### [Supplied material]
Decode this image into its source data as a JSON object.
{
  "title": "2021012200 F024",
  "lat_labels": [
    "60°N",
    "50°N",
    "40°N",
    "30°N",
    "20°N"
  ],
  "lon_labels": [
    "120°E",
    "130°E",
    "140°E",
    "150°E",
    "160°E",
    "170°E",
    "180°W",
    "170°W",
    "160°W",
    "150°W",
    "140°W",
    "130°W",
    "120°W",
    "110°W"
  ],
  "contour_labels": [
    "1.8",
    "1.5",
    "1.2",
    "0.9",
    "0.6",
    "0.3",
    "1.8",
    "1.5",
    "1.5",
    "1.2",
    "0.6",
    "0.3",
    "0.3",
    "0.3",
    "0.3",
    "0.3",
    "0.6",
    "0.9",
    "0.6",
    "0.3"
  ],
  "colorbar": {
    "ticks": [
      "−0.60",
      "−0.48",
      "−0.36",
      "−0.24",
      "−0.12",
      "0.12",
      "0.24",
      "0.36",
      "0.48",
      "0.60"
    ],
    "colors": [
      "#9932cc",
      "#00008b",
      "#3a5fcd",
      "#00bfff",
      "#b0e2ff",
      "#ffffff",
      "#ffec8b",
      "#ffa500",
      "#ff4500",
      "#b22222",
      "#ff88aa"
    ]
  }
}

---

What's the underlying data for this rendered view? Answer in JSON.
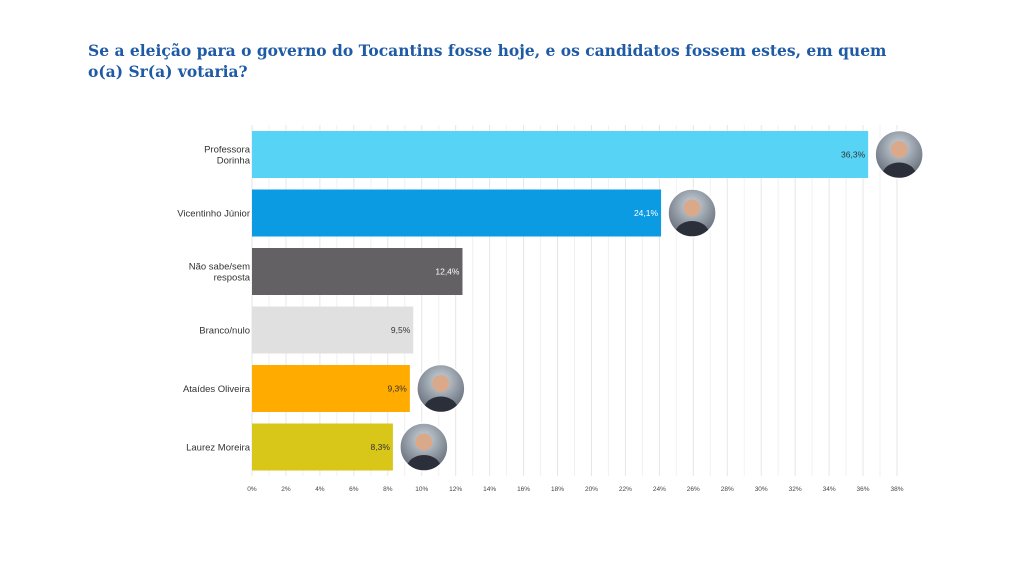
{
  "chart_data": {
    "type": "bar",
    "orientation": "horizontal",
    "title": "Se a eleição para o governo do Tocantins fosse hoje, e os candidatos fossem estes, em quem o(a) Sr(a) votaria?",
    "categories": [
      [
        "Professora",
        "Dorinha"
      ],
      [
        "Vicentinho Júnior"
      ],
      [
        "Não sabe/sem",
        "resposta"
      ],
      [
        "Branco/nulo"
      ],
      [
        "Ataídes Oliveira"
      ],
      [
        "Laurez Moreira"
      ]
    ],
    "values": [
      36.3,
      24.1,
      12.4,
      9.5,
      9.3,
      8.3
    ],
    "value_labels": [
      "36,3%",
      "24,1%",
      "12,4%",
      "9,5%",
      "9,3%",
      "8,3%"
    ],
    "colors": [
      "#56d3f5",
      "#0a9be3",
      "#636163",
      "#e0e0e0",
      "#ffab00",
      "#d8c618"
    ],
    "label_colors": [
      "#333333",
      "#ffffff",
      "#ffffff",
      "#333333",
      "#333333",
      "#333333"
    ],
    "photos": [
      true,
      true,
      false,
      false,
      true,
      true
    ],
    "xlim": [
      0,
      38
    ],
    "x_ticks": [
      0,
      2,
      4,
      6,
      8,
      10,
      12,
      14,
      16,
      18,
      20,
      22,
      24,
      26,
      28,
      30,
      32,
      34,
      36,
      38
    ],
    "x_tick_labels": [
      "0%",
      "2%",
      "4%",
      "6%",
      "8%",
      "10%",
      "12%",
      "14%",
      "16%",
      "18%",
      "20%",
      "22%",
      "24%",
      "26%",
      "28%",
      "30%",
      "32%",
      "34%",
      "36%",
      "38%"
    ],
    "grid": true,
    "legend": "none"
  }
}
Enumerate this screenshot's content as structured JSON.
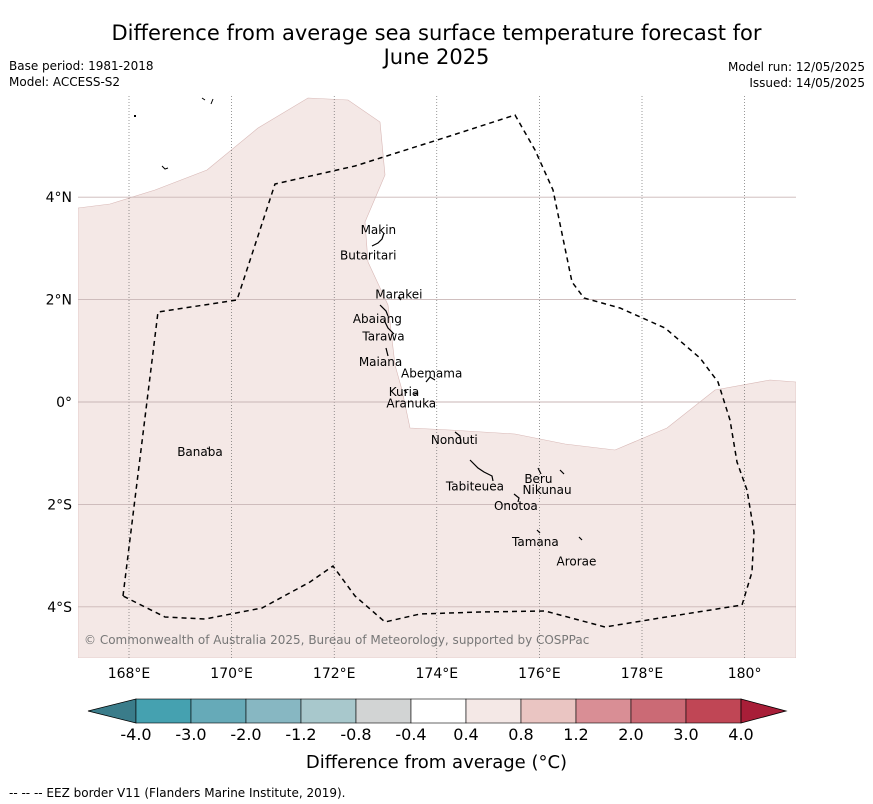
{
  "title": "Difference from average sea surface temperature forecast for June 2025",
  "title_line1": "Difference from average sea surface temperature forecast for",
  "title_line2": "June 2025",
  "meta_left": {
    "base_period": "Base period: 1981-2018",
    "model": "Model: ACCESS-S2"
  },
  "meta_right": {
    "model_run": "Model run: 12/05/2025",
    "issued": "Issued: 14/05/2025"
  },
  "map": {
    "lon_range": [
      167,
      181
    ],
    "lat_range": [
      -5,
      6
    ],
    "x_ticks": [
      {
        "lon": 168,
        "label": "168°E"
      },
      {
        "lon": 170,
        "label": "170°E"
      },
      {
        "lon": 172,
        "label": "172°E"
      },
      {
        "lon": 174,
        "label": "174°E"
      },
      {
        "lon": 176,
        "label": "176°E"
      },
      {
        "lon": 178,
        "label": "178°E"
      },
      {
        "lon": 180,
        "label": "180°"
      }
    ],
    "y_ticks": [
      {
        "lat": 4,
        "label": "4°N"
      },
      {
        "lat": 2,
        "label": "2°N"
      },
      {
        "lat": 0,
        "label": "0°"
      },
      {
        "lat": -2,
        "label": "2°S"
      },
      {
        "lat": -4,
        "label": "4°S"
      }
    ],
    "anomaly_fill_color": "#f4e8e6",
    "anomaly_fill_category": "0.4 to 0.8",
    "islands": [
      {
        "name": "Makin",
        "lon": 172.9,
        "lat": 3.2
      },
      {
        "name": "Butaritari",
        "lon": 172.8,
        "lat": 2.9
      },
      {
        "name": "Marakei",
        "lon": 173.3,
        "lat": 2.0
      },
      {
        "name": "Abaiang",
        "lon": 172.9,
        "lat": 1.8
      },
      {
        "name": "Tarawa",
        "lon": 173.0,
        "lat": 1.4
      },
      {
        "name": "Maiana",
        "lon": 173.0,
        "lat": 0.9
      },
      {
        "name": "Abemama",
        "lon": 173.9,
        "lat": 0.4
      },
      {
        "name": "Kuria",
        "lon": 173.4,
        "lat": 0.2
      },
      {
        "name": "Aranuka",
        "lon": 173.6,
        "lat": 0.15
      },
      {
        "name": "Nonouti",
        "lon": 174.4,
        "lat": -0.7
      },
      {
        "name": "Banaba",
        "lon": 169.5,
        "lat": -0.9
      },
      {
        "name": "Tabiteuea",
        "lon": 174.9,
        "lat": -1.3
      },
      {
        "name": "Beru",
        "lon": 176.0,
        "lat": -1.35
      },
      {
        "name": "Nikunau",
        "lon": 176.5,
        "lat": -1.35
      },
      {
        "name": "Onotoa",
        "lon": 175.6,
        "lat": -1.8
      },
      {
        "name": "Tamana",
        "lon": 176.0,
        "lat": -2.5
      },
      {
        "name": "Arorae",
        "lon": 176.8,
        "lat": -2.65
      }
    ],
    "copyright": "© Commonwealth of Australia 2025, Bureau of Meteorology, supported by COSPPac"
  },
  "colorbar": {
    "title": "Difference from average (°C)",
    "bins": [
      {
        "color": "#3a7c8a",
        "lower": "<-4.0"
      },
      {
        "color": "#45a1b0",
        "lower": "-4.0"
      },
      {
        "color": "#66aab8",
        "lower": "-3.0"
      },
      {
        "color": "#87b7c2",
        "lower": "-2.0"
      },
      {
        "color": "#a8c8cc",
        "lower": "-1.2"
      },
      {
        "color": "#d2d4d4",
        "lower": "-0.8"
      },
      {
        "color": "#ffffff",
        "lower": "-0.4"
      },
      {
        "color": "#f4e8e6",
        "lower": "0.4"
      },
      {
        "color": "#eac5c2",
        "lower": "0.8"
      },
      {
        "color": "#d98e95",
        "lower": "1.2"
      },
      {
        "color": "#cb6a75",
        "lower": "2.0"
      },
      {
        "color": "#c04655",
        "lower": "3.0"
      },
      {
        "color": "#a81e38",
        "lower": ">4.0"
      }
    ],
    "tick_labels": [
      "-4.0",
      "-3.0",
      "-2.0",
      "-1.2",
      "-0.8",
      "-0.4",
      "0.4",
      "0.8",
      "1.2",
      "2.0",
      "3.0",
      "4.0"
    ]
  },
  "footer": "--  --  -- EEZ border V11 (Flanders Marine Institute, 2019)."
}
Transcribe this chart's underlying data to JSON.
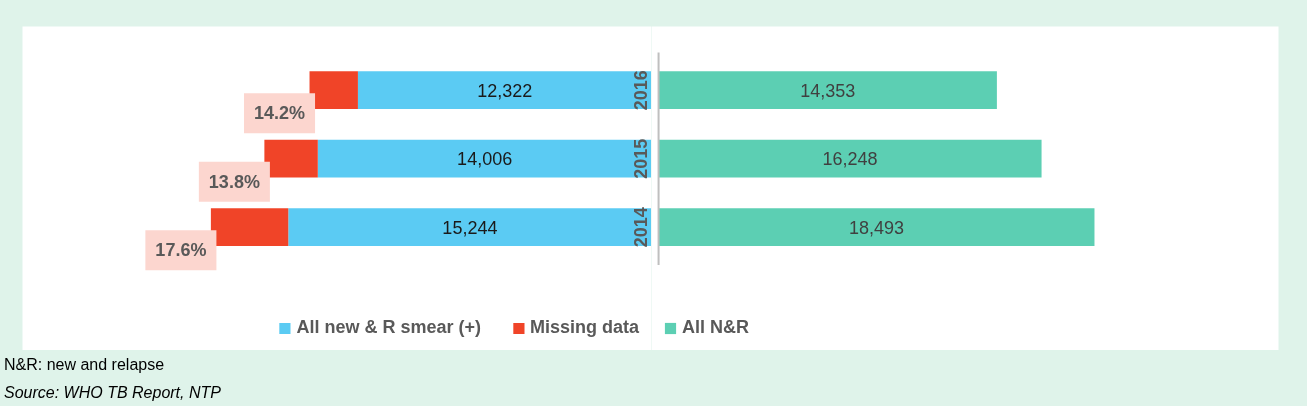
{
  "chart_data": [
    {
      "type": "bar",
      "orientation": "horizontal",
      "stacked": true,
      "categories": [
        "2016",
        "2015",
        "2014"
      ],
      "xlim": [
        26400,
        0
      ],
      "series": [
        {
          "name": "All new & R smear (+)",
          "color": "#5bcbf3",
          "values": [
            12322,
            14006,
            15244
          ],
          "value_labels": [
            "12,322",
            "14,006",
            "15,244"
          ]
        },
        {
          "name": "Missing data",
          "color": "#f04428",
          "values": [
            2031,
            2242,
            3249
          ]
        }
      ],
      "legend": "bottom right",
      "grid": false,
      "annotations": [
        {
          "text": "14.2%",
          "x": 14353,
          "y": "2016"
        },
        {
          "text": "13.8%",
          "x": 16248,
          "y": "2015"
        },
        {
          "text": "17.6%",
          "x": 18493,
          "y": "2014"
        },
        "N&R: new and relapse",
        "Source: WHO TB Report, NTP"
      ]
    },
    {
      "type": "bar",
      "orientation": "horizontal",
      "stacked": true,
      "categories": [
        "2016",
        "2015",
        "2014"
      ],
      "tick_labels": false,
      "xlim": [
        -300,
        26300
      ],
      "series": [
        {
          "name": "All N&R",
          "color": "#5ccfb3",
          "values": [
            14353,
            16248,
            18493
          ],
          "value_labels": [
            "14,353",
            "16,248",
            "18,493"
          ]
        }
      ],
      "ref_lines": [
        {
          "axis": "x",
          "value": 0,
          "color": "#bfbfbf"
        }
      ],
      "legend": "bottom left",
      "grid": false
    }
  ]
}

### [Work to be completed]
Filter the records for lines holding the string "Model". Copy each one.

### [Task output]
    "model": "Model: ACCESS-S2"
    "model_run": "Model run: 12/05/2025",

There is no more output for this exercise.